Records about charts and figures.
begin
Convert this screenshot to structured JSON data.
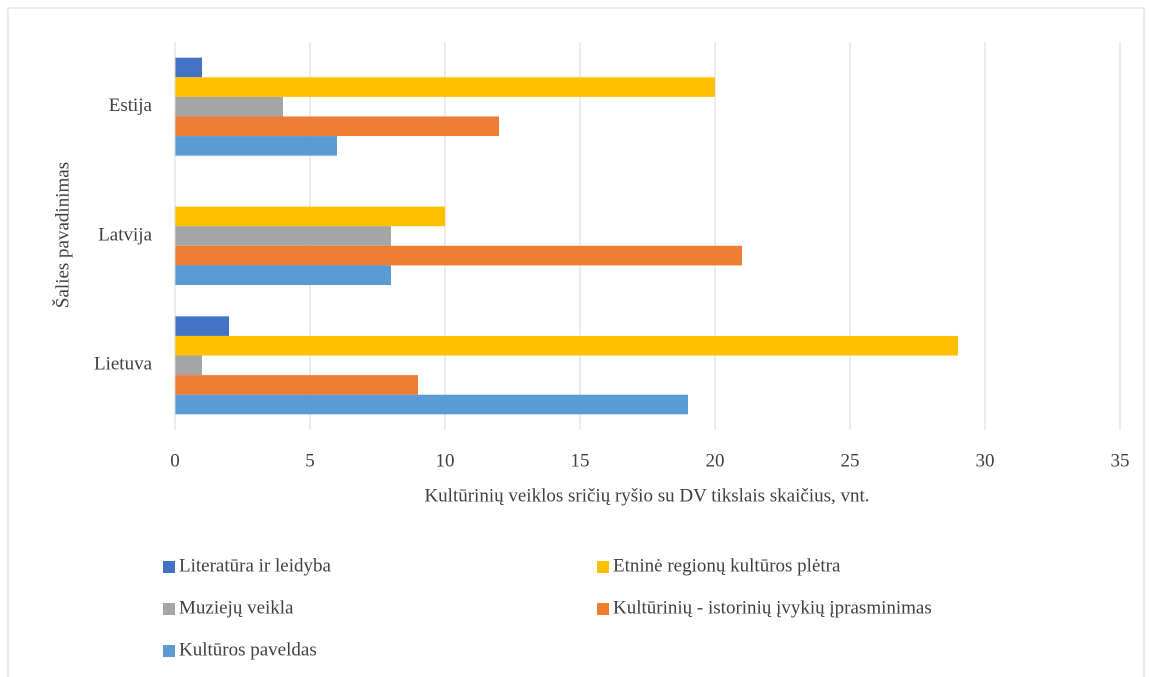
{
  "chart_data": {
    "type": "bar",
    "orientation": "horizontal",
    "xlabel": "Kultūrinių veiklos sričių ryšio su DV tikslais skaičius, vnt.",
    "ylabel": "Šalies pavadinimas",
    "categories": [
      "Lietuva",
      "Latvija",
      "Estija"
    ],
    "series": [
      {
        "name": "Literatūra ir leidyba",
        "color": "#4472c4",
        "values": [
          2,
          0,
          1
        ]
      },
      {
        "name": "Etninė regionų kultūros plėtra",
        "color": "#ffc000",
        "values": [
          29,
          10,
          20
        ]
      },
      {
        "name": "Muziejų veikla",
        "color": "#a5a5a5",
        "values": [
          1,
          8,
          4
        ]
      },
      {
        "name": "Kultūrinių - istorinių įvykių įprasminimas",
        "color": "#ed7d31",
        "values": [
          9,
          21,
          12
        ]
      },
      {
        "name": "Kultūros paveldas",
        "color": "#5b9bd5",
        "values": [
          19,
          8,
          6
        ]
      }
    ],
    "xlim": [
      0,
      35
    ],
    "xticks": [
      0,
      5,
      10,
      15,
      20,
      25,
      30,
      35
    ],
    "grid": true,
    "legend": "bottom"
  }
}
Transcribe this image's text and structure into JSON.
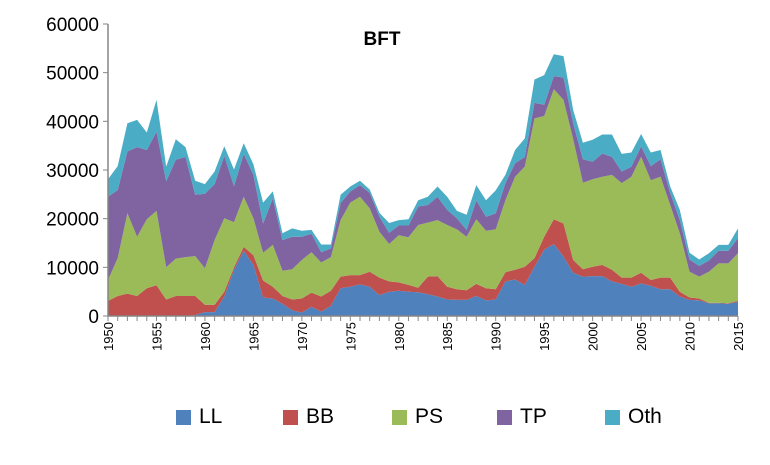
{
  "chart_data": {
    "type": "area",
    "stacked": true,
    "title": "BFT",
    "xlabel": "",
    "ylabel": "",
    "ylim": [
      0,
      60000
    ],
    "yticks": [
      0,
      10000,
      20000,
      30000,
      40000,
      50000,
      60000
    ],
    "xlim": [
      1950,
      2015
    ],
    "xticks": [
      1950,
      1955,
      1960,
      1965,
      1970,
      1975,
      1980,
      1985,
      1990,
      1995,
      2000,
      2005,
      2010,
      2015
    ],
    "grid": false,
    "legend_position": "bottom",
    "x": [
      1950,
      1951,
      1952,
      1953,
      1954,
      1955,
      1956,
      1957,
      1958,
      1959,
      1960,
      1961,
      1962,
      1963,
      1964,
      1965,
      1966,
      1967,
      1968,
      1969,
      1970,
      1971,
      1972,
      1973,
      1974,
      1975,
      1976,
      1977,
      1978,
      1979,
      1980,
      1981,
      1982,
      1983,
      1984,
      1985,
      1986,
      1987,
      1988,
      1989,
      1990,
      1991,
      1992,
      1993,
      1994,
      1995,
      1996,
      1997,
      1998,
      1999,
      2000,
      2001,
      2002,
      2003,
      2004,
      2005,
      2006,
      2007,
      2008,
      2009,
      2010,
      2011,
      2012,
      2013,
      2014,
      2015
    ],
    "series": [
      {
        "name": "LL",
        "color": "#4F81BD",
        "values": [
          0,
          0,
          0,
          0,
          0,
          0,
          0,
          0,
          0,
          200,
          800,
          800,
          4000,
          9500,
          13400,
          10500,
          3800,
          3600,
          2500,
          1200,
          700,
          1900,
          900,
          2100,
          5700,
          6000,
          6500,
          6000,
          4300,
          5000,
          5200,
          5000,
          4900,
          4500,
          4000,
          3400,
          3300,
          3300,
          4100,
          3200,
          3400,
          7100,
          7500,
          6400,
          10100,
          13600,
          14800,
          12200,
          8900,
          8100,
          8200,
          8200,
          7100,
          6600,
          6000,
          6700,
          6200,
          5500,
          5500,
          4000,
          3300,
          3200,
          2600,
          2600,
          2500,
          2900
        ]
      },
      {
        "name": "BB",
        "color": "#C0504D",
        "values": [
          3100,
          4100,
          4600,
          4100,
          5700,
          6300,
          3400,
          4100,
          4100,
          3900,
          1500,
          1500,
          1000,
          500,
          800,
          2000,
          3500,
          2400,
          1600,
          2200,
          2900,
          2900,
          3100,
          3100,
          2400,
          2400,
          1900,
          3100,
          3600,
          2100,
          1700,
          1400,
          900,
          3600,
          4200,
          2600,
          2200,
          2000,
          2500,
          2500,
          2100,
          1900,
          2000,
          3700,
          1800,
          2700,
          5100,
          6800,
          2600,
          1500,
          1900,
          2300,
          2400,
          1300,
          1900,
          2200,
          1200,
          2400,
          2400,
          1000,
          500,
          400,
          100,
          100,
          100,
          200
        ]
      },
      {
        "name": "PS",
        "color": "#9BBB59",
        "values": [
          4300,
          7800,
          16500,
          12200,
          14200,
          15300,
          6600,
          7700,
          8000,
          8200,
          7500,
          13300,
          15100,
          9300,
          10300,
          7600,
          5700,
          8600,
          5200,
          6200,
          7900,
          8300,
          7000,
          6900,
          11600,
          14900,
          16100,
          13000,
          9400,
          7700,
          9700,
          9800,
          12900,
          11100,
          11500,
          12700,
          12300,
          11000,
          13300,
          11800,
          12300,
          14800,
          19100,
          20600,
          28700,
          24800,
          26700,
          25400,
          24800,
          17800,
          18000,
          18100,
          19500,
          19400,
          20700,
          23800,
          20500,
          20700,
          14900,
          12000,
          5300,
          4500,
          6400,
          8100,
          8200,
          9800
        ]
      },
      {
        "name": "TP",
        "color": "#8064A2",
        "values": [
          17100,
          14000,
          12700,
          18400,
          14200,
          16300,
          17700,
          20300,
          20600,
          12600,
          15300,
          11500,
          12800,
          7400,
          8800,
          8900,
          6000,
          9600,
          6300,
          6700,
          4800,
          3800,
          2100,
          1800,
          3500,
          2300,
          2400,
          3200,
          3100,
          2300,
          2000,
          2400,
          3800,
          3600,
          4800,
          3100,
          2300,
          1400,
          3900,
          2900,
          3300,
          3500,
          2800,
          2000,
          3200,
          2300,
          2700,
          4600,
          3300,
          4800,
          3600,
          4800,
          3700,
          2400,
          2100,
          2200,
          2900,
          3600,
          2500,
          2700,
          2500,
          2200,
          2300,
          2600,
          2600,
          3100
        ]
      },
      {
        "name": "Oth",
        "color": "#4BACC6",
        "values": [
          3600,
          4900,
          5800,
          5600,
          3600,
          6500,
          3000,
          4200,
          2000,
          2900,
          2000,
          2600,
          2000,
          3400,
          2200,
          2200,
          4300,
          1400,
          1400,
          1700,
          1200,
          800,
          1600,
          800,
          1700,
          1000,
          900,
          700,
          800,
          2000,
          1100,
          1300,
          1300,
          1700,
          2100,
          2700,
          1500,
          3100,
          3100,
          3400,
          4700,
          1700,
          2700,
          3800,
          4800,
          6100,
          4500,
          4400,
          2700,
          3400,
          4500,
          3900,
          4600,
          3600,
          2900,
          2500,
          2800,
          1900,
          1300,
          2100,
          1400,
          1300,
          1500,
          1200,
          1200,
          2000
        ]
      }
    ]
  }
}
end
What the task asks. Output the data above without changes, apart from leaving out the pictures.

Expected answer.
Convert this screenshot to structured JSON data.
{
  "chart_data": {
    "type": "bar",
    "orientation": "horizontal",
    "xlabel": "Kultūrinių veiklos sričių ryšio su DV tikslais skaičius, vnt.",
    "ylabel": "Šalies pavadinimas",
    "categories": [
      "Lietuva",
      "Latvija",
      "Estija"
    ],
    "series": [
      {
        "name": "Literatūra ir leidyba",
        "color": "#4472c4",
        "values": [
          2,
          0,
          1
        ]
      },
      {
        "name": "Etninė regionų kultūros plėtra",
        "color": "#ffc000",
        "values": [
          29,
          10,
          20
        ]
      },
      {
        "name": "Muziejų veikla",
        "color": "#a5a5a5",
        "values": [
          1,
          8,
          4
        ]
      },
      {
        "name": "Kultūrinių - istorinių įvykių įprasminimas",
        "color": "#ed7d31",
        "values": [
          9,
          21,
          12
        ]
      },
      {
        "name": "Kultūros paveldas",
        "color": "#5b9bd5",
        "values": [
          19,
          8,
          6
        ]
      }
    ],
    "xlim": [
      0,
      35
    ],
    "xticks": [
      0,
      5,
      10,
      15,
      20,
      25,
      30,
      35
    ],
    "grid": true,
    "legend": "bottom"
  }
}
Transcribe this image's text and structure into JSON.
{
  "chart_data": {
    "type": "area",
    "stacked": true,
    "title": "BFT",
    "xlabel": "",
    "ylabel": "",
    "ylim": [
      0,
      60000
    ],
    "yticks": [
      0,
      10000,
      20000,
      30000,
      40000,
      50000,
      60000
    ],
    "xlim": [
      1950,
      2015
    ],
    "xticks": [
      1950,
      1955,
      1960,
      1965,
      1970,
      1975,
      1980,
      1985,
      1990,
      1995,
      2000,
      2005,
      2010,
      2015
    ],
    "grid": false,
    "legend_position": "bottom",
    "x": [
      1950,
      1951,
      1952,
      1953,
      1954,
      1955,
      1956,
      1957,
      1958,
      1959,
      1960,
      1961,
      1962,
      1963,
      1964,
      1965,
      1966,
      1967,
      1968,
      1969,
      1970,
      1971,
      1972,
      1973,
      1974,
      1975,
      1976,
      1977,
      1978,
      1979,
      1980,
      1981,
      1982,
      1983,
      1984,
      1985,
      1986,
      1987,
      1988,
      1989,
      1990,
      1991,
      1992,
      1993,
      1994,
      1995,
      1996,
      1997,
      1998,
      1999,
      2000,
      2001,
      2002,
      2003,
      2004,
      2005,
      2006,
      2007,
      2008,
      2009,
      2010,
      2011,
      2012,
      2013,
      2014,
      2015
    ],
    "series": [
      {
        "name": "LL",
        "color": "#4F81BD",
        "values": [
          0,
          0,
          0,
          0,
          0,
          0,
          0,
          0,
          0,
          200,
          800,
          800,
          4000,
          9500,
          13400,
          10500,
          3800,
          3600,
          2500,
          1200,
          700,
          1900,
          900,
          2100,
          5700,
          6000,
          6500,
          6000,
          4300,
          5000,
          5200,
          5000,
          4900,
          4500,
          4000,
          3400,
          3300,
          3300,
          4100,
          3200,
          3400,
          7100,
          7500,
          6400,
          10100,
          13600,
          14800,
          12200,
          8900,
          8100,
          8200,
          8200,
          7100,
          6600,
          6000,
          6700,
          6200,
          5500,
          5500,
          4000,
          3300,
          3200,
          2600,
          2600,
          2500,
          2900
        ]
      },
      {
        "name": "BB",
        "color": "#C0504D",
        "values": [
          3100,
          4100,
          4600,
          4100,
          5700,
          6300,
          3400,
          4100,
          4100,
          3900,
          1500,
          1500,
          1000,
          500,
          800,
          2000,
          3500,
          2400,
          1600,
          2200,
          2900,
          2900,
          3100,
          3100,
          2400,
          2400,
          1900,
          3100,
          3600,
          2100,
          1700,
          1400,
          900,
          3600,
          4200,
          2600,
          2200,
          2000,
          2500,
          2500,
          2100,
          1900,
          2000,
          3700,
          1800,
          2700,
          5100,
          6800,
          2600,
          1500,
          1900,
          2300,
          2400,
          1300,
          1900,
          2200,
          1200,
          2400,
          2400,
          1000,
          500,
          400,
          100,
          100,
          100,
          200
        ]
      },
      {
        "name": "PS",
        "color": "#9BBB59",
        "values": [
          4300,
          7800,
          16500,
          12200,
          14200,
          15300,
          6600,
          7700,
          8000,
          8200,
          7500,
          13300,
          15100,
          9300,
          10300,
          7600,
          5700,
          8600,
          5200,
          6200,
          7900,
          8300,
          7000,
          6900,
          11600,
          14900,
          16100,
          13000,
          9400,
          7700,
          9700,
          9800,
          12900,
          11100,
          11500,
          12700,
          12300,
          11000,
          13300,
          11800,
          12300,
          14800,
          19100,
          20600,
          28700,
          24800,
          26700,
          25400,
          24800,
          17800,
          18000,
          18100,
          19500,
          19400,
          20700,
          23800,
          20500,
          20700,
          14900,
          12000,
          5300,
          4500,
          6400,
          8100,
          8200,
          9800
        ]
      },
      {
        "name": "TP",
        "color": "#8064A2",
        "values": [
          17100,
          14000,
          12700,
          18400,
          14200,
          16300,
          17700,
          20300,
          20600,
          12600,
          15300,
          11500,
          12800,
          7400,
          8800,
          8900,
          6000,
          9600,
          6300,
          6700,
          4800,
          3800,
          2100,
          1800,
          3500,
          2300,
          2400,
          3200,
          3100,
          2300,
          2000,
          2400,
          3800,
          3600,
          4800,
          3100,
          2300,
          1400,
          3900,
          2900,
          3300,
          3500,
          2800,
          2000,
          3200,
          2300,
          2700,
          4600,
          3300,
          4800,
          3600,
          4800,
          3700,
          2400,
          2100,
          2200,
          2900,
          3600,
          2500,
          2700,
          2500,
          2200,
          2300,
          2600,
          2600,
          3100
        ]
      },
      {
        "name": "Oth",
        "color": "#4BACC6",
        "values": [
          3600,
          4900,
          5800,
          5600,
          3600,
          6500,
          3000,
          4200,
          2000,
          2900,
          2000,
          2600,
          2000,
          3400,
          2200,
          2200,
          4300,
          1400,
          1400,
          1700,
          1200,
          800,
          1600,
          800,
          1700,
          1000,
          900,
          700,
          800,
          2000,
          1100,
          1300,
          1300,
          1700,
          2100,
          2700,
          1500,
          3100,
          3100,
          3400,
          4700,
          1700,
          2700,
          3800,
          4800,
          6100,
          4500,
          4400,
          2700,
          3400,
          4500,
          3900,
          4600,
          3600,
          2900,
          2500,
          2800,
          1900,
          1300,
          2100,
          1400,
          1300,
          1500,
          1200,
          1200,
          2000
        ]
      }
    ]
  }
}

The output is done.